SUPPLIED MATERIAL:
────────────────────────────────────────

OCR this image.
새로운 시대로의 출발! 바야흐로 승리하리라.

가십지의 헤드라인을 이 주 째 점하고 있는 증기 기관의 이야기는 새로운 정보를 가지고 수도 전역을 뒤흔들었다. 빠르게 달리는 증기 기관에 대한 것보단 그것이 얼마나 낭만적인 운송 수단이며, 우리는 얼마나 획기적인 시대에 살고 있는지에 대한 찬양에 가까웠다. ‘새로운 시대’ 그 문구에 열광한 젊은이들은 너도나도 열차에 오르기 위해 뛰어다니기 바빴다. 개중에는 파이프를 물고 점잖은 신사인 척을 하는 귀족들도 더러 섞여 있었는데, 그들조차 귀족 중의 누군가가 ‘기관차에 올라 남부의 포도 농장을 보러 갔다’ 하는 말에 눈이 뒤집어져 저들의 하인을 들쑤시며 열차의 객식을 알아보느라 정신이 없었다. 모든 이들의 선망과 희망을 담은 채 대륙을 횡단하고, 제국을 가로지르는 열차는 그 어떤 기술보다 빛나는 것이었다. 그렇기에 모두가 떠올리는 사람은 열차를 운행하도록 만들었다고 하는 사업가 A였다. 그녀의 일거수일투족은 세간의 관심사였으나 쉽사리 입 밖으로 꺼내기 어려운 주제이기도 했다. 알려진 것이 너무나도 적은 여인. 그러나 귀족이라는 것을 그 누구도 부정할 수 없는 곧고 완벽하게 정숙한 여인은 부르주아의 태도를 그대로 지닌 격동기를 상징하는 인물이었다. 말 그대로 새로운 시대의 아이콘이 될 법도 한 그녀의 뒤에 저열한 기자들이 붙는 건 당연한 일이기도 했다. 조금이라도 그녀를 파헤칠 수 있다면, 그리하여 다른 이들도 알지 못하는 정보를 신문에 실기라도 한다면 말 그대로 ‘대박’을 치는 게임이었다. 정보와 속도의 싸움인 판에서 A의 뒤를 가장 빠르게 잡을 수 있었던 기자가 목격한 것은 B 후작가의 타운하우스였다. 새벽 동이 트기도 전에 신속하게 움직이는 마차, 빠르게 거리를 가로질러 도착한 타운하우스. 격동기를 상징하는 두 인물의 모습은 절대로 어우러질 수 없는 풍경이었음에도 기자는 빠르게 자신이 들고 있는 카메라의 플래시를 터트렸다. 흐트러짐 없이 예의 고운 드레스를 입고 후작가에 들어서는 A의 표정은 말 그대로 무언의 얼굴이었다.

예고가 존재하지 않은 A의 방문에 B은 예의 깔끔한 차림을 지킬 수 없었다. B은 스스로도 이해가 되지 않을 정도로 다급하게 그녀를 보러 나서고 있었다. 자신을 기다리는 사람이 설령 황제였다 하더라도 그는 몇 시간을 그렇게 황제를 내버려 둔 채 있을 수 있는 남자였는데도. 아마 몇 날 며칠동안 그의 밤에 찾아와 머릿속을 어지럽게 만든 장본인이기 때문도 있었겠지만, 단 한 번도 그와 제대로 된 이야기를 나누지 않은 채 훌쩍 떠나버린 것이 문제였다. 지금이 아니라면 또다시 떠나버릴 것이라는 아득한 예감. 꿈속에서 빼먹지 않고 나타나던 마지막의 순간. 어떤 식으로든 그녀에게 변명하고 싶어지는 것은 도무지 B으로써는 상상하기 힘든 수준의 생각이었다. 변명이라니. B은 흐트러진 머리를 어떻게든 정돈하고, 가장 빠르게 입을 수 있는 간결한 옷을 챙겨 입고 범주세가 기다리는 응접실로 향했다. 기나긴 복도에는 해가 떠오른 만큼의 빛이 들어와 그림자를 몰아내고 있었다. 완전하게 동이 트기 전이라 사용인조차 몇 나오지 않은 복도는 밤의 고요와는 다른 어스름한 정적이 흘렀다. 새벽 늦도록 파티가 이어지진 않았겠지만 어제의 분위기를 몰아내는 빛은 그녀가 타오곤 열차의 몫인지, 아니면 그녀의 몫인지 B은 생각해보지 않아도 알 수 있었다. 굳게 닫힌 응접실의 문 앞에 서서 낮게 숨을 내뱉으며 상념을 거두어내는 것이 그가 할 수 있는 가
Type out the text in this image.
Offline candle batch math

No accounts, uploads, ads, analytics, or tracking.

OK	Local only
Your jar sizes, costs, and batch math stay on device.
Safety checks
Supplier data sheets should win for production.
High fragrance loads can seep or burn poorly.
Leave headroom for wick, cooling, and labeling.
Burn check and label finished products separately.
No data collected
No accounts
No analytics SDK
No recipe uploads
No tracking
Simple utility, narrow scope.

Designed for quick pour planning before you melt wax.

────────────────────────────────────────

YOUR OBJECTIVE:
Check each line of the records for the word "uploads" and extract those that contain it.

FULL OUTPUT:
No accounts, uploads, ads, analytics, or tracking.
No recipe uploads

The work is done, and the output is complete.